### WHAT YOU NEED TO DO
Pick out all lines of the entries that include the word "जगदलप" and copy them.

--------------------------------

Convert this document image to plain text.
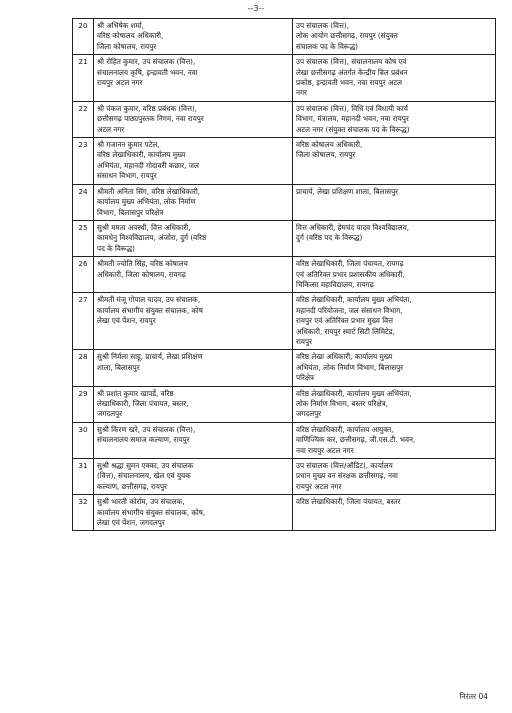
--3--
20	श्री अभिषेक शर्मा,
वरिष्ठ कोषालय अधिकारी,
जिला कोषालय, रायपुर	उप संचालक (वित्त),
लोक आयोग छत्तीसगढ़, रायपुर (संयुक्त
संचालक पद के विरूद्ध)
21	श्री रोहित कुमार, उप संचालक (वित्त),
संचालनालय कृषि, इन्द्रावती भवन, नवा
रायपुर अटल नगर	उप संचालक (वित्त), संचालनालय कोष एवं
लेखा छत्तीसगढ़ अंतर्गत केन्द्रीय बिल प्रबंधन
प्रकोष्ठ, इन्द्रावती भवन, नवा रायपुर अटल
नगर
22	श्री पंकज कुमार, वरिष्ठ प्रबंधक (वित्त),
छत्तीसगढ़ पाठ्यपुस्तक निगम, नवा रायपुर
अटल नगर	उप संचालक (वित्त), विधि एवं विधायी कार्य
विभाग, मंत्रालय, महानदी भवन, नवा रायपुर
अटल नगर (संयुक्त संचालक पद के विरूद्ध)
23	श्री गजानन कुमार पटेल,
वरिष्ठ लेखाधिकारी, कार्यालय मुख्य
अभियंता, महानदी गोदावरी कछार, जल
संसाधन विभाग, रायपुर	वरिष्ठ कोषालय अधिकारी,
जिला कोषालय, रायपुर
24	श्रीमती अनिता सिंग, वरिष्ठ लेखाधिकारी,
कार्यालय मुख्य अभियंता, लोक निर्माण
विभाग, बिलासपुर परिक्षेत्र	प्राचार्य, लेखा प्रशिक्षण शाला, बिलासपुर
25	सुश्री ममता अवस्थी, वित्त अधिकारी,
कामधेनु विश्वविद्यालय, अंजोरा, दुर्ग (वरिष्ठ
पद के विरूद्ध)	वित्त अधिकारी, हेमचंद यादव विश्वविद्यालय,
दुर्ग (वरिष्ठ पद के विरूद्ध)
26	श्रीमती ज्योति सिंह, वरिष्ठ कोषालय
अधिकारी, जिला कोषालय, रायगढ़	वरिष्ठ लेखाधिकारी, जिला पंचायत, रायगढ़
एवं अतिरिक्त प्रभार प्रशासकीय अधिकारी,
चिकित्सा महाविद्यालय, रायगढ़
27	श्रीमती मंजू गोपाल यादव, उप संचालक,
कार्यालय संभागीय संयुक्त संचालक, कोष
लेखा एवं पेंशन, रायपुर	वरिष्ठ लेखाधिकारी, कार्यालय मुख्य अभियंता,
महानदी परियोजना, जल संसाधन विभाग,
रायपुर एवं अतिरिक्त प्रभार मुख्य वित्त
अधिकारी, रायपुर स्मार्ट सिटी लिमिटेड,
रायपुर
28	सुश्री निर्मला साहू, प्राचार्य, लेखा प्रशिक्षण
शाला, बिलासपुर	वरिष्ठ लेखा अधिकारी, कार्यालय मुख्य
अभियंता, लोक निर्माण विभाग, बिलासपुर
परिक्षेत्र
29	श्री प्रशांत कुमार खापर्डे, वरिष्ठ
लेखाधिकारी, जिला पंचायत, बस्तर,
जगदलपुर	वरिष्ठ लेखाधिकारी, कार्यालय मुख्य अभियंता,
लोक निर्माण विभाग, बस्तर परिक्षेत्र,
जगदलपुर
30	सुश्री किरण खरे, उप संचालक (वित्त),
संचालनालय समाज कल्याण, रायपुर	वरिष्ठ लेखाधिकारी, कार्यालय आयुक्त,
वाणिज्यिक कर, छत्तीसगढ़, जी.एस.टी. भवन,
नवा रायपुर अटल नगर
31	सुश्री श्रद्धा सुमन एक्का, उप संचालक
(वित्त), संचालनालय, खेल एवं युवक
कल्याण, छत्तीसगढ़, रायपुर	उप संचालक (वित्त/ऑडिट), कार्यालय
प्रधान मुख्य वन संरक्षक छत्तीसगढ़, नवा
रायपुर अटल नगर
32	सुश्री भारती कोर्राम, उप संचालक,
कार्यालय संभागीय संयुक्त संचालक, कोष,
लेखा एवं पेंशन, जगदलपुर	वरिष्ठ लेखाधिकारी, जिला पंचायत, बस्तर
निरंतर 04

--------------------------------

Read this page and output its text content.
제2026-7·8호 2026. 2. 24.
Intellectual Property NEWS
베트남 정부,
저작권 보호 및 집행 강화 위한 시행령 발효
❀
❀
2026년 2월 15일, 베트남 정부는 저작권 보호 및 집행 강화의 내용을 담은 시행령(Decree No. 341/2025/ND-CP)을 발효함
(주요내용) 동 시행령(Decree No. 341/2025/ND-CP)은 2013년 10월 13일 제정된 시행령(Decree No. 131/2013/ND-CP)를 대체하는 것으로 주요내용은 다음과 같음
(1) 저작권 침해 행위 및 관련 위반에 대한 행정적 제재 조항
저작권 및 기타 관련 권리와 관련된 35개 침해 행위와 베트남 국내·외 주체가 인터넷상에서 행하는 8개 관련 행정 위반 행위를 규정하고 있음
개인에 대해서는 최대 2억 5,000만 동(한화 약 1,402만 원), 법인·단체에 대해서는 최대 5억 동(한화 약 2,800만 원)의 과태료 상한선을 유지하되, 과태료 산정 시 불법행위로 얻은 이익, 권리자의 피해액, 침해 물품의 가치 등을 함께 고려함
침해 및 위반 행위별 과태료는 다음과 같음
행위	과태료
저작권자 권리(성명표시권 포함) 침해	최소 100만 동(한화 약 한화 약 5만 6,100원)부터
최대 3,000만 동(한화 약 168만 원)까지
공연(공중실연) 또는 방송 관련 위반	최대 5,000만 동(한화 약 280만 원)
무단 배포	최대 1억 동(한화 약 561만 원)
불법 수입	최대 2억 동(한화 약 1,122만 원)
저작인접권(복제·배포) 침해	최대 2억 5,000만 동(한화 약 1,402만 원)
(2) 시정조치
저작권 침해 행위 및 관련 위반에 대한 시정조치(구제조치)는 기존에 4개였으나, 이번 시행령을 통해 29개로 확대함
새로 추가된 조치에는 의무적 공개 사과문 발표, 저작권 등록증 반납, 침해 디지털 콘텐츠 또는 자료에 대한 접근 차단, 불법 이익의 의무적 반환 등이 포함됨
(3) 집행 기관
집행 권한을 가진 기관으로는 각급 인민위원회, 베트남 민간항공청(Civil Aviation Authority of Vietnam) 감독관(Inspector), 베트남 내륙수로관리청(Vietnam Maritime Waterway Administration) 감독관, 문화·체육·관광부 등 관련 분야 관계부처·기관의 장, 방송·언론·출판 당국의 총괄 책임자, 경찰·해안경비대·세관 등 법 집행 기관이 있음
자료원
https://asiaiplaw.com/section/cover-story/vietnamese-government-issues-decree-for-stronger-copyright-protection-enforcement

--------------------------------

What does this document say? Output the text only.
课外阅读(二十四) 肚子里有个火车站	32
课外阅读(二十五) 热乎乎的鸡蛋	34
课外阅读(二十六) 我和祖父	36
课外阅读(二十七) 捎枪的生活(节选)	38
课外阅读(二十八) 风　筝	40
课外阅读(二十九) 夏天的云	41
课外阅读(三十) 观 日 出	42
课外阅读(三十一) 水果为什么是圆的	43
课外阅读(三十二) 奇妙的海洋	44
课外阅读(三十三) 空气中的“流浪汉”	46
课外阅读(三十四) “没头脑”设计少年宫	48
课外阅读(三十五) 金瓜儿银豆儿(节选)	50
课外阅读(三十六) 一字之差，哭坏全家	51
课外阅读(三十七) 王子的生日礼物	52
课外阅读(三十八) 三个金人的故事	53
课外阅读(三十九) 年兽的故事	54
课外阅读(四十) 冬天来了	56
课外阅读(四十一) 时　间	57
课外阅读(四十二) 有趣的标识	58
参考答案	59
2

--------------------------------

### REPLY
जगदलपुर	वरिष्ठ लेखाधिकारी, कार्यालय मुख्य अभियंता,
जगदलपुर
लेखा एवं पेंशन, जगदलपुर	वरिष्ठ लेखाधिकारी, जिला पंचायत, बस्तर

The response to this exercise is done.